# SET PROBLEM
Write out the listing below again, precisely as it is given.

# RECORDS FOR THIS TASK
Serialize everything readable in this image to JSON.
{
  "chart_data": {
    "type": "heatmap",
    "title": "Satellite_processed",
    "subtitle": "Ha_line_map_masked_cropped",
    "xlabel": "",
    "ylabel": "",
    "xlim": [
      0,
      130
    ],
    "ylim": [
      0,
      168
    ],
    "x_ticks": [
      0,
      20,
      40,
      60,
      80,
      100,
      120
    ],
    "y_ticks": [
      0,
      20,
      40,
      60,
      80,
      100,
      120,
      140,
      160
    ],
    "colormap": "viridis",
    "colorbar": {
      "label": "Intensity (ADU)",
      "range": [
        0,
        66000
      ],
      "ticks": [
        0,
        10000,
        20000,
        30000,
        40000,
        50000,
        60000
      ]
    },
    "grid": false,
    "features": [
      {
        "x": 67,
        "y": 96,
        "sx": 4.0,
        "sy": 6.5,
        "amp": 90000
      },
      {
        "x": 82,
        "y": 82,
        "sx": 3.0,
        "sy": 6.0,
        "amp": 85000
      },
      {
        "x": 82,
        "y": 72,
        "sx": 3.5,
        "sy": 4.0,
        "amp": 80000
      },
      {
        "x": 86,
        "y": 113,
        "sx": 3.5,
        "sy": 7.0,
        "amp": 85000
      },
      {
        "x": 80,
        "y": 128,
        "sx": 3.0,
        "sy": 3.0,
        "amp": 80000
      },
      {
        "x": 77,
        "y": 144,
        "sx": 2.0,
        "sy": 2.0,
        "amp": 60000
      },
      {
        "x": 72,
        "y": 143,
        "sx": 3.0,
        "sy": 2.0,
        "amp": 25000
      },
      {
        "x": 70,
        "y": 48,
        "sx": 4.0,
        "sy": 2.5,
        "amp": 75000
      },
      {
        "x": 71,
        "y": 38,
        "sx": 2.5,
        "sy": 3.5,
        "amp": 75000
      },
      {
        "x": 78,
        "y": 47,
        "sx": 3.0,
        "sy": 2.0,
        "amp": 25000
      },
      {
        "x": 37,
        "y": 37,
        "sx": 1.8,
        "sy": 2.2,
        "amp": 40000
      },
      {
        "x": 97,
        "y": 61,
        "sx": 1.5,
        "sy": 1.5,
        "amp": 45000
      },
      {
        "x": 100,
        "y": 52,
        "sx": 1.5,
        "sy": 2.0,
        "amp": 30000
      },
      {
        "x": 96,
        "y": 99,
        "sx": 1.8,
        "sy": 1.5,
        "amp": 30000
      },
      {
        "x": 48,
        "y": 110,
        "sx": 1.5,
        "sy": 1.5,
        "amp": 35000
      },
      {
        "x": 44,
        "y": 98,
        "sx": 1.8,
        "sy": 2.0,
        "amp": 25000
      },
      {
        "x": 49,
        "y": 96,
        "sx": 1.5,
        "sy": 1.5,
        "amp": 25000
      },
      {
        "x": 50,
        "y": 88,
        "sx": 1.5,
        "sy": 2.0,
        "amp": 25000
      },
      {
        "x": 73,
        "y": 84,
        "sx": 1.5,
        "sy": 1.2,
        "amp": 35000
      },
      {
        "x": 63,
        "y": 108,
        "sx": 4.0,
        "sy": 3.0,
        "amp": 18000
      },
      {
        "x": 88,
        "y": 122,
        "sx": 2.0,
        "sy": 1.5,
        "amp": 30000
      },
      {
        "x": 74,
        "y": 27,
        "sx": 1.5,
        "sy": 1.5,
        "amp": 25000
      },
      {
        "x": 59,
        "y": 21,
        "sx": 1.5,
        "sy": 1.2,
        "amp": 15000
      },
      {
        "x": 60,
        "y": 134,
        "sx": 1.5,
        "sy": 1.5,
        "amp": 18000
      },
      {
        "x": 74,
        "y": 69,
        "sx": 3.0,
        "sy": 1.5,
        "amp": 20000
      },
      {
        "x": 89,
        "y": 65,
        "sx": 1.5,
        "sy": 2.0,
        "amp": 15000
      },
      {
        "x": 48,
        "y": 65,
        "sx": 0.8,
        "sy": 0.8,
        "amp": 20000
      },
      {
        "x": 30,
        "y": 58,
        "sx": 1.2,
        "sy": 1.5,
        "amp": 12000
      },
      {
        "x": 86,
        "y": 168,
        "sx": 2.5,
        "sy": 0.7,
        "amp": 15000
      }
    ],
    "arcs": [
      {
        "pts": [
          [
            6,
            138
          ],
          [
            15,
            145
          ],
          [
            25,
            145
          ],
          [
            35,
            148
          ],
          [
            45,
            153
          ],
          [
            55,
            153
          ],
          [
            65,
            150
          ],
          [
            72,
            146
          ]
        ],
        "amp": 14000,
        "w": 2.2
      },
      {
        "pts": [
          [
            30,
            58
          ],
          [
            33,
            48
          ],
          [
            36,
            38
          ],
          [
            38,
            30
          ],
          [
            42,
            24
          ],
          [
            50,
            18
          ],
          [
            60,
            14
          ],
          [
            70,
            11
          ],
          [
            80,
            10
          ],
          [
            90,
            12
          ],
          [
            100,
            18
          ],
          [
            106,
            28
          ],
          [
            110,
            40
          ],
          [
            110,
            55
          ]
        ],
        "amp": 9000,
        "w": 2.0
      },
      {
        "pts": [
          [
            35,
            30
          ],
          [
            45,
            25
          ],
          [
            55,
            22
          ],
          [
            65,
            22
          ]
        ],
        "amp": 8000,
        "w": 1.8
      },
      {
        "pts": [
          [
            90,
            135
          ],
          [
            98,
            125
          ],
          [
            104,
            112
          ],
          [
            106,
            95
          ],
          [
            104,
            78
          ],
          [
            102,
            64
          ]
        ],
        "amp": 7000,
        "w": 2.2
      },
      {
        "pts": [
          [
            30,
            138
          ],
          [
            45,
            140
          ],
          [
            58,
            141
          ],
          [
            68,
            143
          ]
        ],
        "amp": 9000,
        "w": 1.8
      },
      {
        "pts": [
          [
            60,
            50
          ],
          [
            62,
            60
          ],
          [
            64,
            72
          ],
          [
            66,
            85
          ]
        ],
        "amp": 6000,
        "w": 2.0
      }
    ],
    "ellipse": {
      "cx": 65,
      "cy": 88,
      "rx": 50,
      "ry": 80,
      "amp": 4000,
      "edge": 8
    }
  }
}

# ANSWER IN FULL
Serialize everything readable in this image to JSON.
{
  "chart_data": {
    "type": "heatmap",
    "title": "Satellite_processed",
    "subtitle": "Ha_line_map_masked_cropped",
    "xlabel": "",
    "ylabel": "",
    "xlim": [
      0,
      130
    ],
    "ylim": [
      0,
      168
    ],
    "x_ticks": [
      0,
      20,
      40,
      60,
      80,
      100,
      120
    ],
    "y_ticks": [
      0,
      20,
      40,
      60,
      80,
      100,
      120,
      140,
      160
    ],
    "colormap": "viridis",
    "colorbar": {
      "label": "Intensity (ADU)",
      "range": [
        0,
        66000
      ],
      "ticks": [
        0,
        10000,
        20000,
        30000,
        40000,
        50000,
        60000
      ]
    },
    "grid": false,
    "features": [
      {
        "x": 67,
        "y": 96,
        "sx": 4.0,
        "sy": 6.5,
        "amp": 90000
      },
      {
        "x": 82,
        "y": 82,
        "sx": 3.0,
        "sy": 6.0,
        "amp": 85000
      },
      {
        "x": 82,
        "y": 72,
        "sx": 3.5,
        "sy": 4.0,
        "amp": 80000
      },
      {
        "x": 86,
        "y": 113,
        "sx": 3.5,
        "sy": 7.0,
        "amp": 85000
      },
      {
        "x": 80,
        "y": 128,
        "sx": 3.0,
        "sy": 3.0,
        "amp": 80000
      },
      {
        "x": 77,
        "y": 144,
        "sx": 2.0,
        "sy": 2.0,
        "amp": 60000
      },
      {
        "x": 72,
        "y": 143,
        "sx": 3.0,
        "sy": 2.0,
        "amp": 25000
      },
      {
        "x": 70,
        "y": 48,
        "sx": 4.0,
        "sy": 2.5,
        "amp": 75000
      },
      {
        "x": 71,
        "y": 38,
        "sx": 2.5,
        "sy": 3.5,
        "amp": 75000
      },
      {
        "x": 78,
        "y": 47,
        "sx": 3.0,
        "sy": 2.0,
        "amp": 25000
      },
      {
        "x": 37,
        "y": 37,
        "sx": 1.8,
        "sy": 2.2,
        "amp": 40000
      },
      {
        "x": 97,
        "y": 61,
        "sx": 1.5,
        "sy": 1.5,
        "amp": 45000
      },
      {
        "x": 100,
        "y": 52,
        "sx": 1.5,
        "sy": 2.0,
        "amp": 30000
      },
      {
        "x": 96,
        "y": 99,
        "sx": 1.8,
        "sy": 1.5,
        "amp": 30000
      },
      {
        "x": 48,
        "y": 110,
        "sx": 1.5,
        "sy": 1.5,
        "amp": 35000
      },
      {
        "x": 44,
        "y": 98,
        "sx": 1.8,
        "sy": 2.0,
        "amp": 25000
      },
      {
        "x": 49,
        "y": 96,
        "sx": 1.5,
        "sy": 1.5,
        "amp": 25000
      },
      {
        "x": 50,
        "y": 88,
        "sx": 1.5,
        "sy": 2.0,
        "amp": 25000
      },
      {
        "x": 73,
        "y": 84,
        "sx": 1.5,
        "sy": 1.2,
        "amp": 35000
      },
      {
        "x": 63,
        "y": 108,
        "sx": 4.0,
        "sy": 3.0,
        "amp": 18000
      },
      {
        "x": 88,
        "y": 122,
        "sx": 2.0,
        "sy": 1.5,
        "amp": 30000
      },
      {
        "x": 74,
        "y": 27,
        "sx": 1.5,
        "sy": 1.5,
        "amp": 25000
      },
      {
        "x": 59,
        "y": 21,
        "sx": 1.5,
        "sy": 1.2,
        "amp": 15000
      },
      {
        "x": 60,
        "y": 134,
        "sx": 1.5,
        "sy": 1.5,
        "amp": 18000
      },
      {
        "x": 74,
        "y": 69,
        "sx": 3.0,
        "sy": 1.5,
        "amp": 20000
      },
      {
        "x": 89,
        "y": 65,
        "sx": 1.5,
        "sy": 2.0,
        "amp": 15000
      },
      {
        "x": 48,
        "y": 65,
        "sx": 0.8,
        "sy": 0.8,
        "amp": 20000
      },
      {
        "x": 30,
        "y": 58,
        "sx": 1.2,
        "sy": 1.5,
        "amp": 12000
      },
      {
        "x": 86,
        "y": 168,
        "sx": 2.5,
        "sy": 0.7,
        "amp": 15000
      }
    ],
    "arcs": [
      {
        "pts": [
          [
            6,
            138
          ],
          [
            15,
            145
          ],
          [
            25,
            145
          ],
          [
            35,
            148
          ],
          [
            45,
            153
          ],
          [
            55,
            153
          ],
          [
            65,
            150
          ],
          [
            72,
            146
          ]
        ],
        "amp": 14000,
        "w": 2.2
      },
      {
        "pts": [
          [
            30,
            58
          ],
          [
            33,
            48
          ],
          [
            36,
            38
          ],
          [
            38,
            30
          ],
          [
            42,
            24
          ],
          [
            50,
            18
          ],
          [
            60,
            14
          ],
          [
            70,
            11
          ],
          [
            80,
            10
          ],
          [
            90,
            12
          ],
          [
            100,
            18
          ],
          [
            106,
            28
          ],
          [
            110,
            40
          ],
          [
            110,
            55
          ]
        ],
        "amp": 9000,
        "w": 2.0
      },
      {
        "pts": [
          [
            35,
            30
          ],
          [
            45,
            25
          ],
          [
            55,
            22
          ],
          [
            65,
            22
          ]
        ],
        "amp": 8000,
        "w": 1.8
      },
      {
        "pts": [
          [
            90,
            135
          ],
          [
            98,
            125
          ],
          [
            104,
            112
          ],
          [
            106,
            95
          ],
          [
            104,
            78
          ],
          [
            102,
            64
          ]
        ],
        "amp": 7000,
        "w": 2.2
      },
      {
        "pts": [
          [
            30,
            138
          ],
          [
            45,
            140
          ],
          [
            58,
            141
          ],
          [
            68,
            143
          ]
        ],
        "amp": 9000,
        "w": 1.8
      },
      {
        "pts": [
          [
            60,
            50
          ],
          [
            62,
            60
          ],
          [
            64,
            72
          ],
          [
            66,
            85
          ]
        ],
        "amp": 6000,
        "w": 2.0
      }
    ],
    "ellipse": {
      "cx": 65,
      "cy": 88,
      "rx": 50,
      "ry": 80,
      "amp": 4000,
      "edge": 8
    }
  }
}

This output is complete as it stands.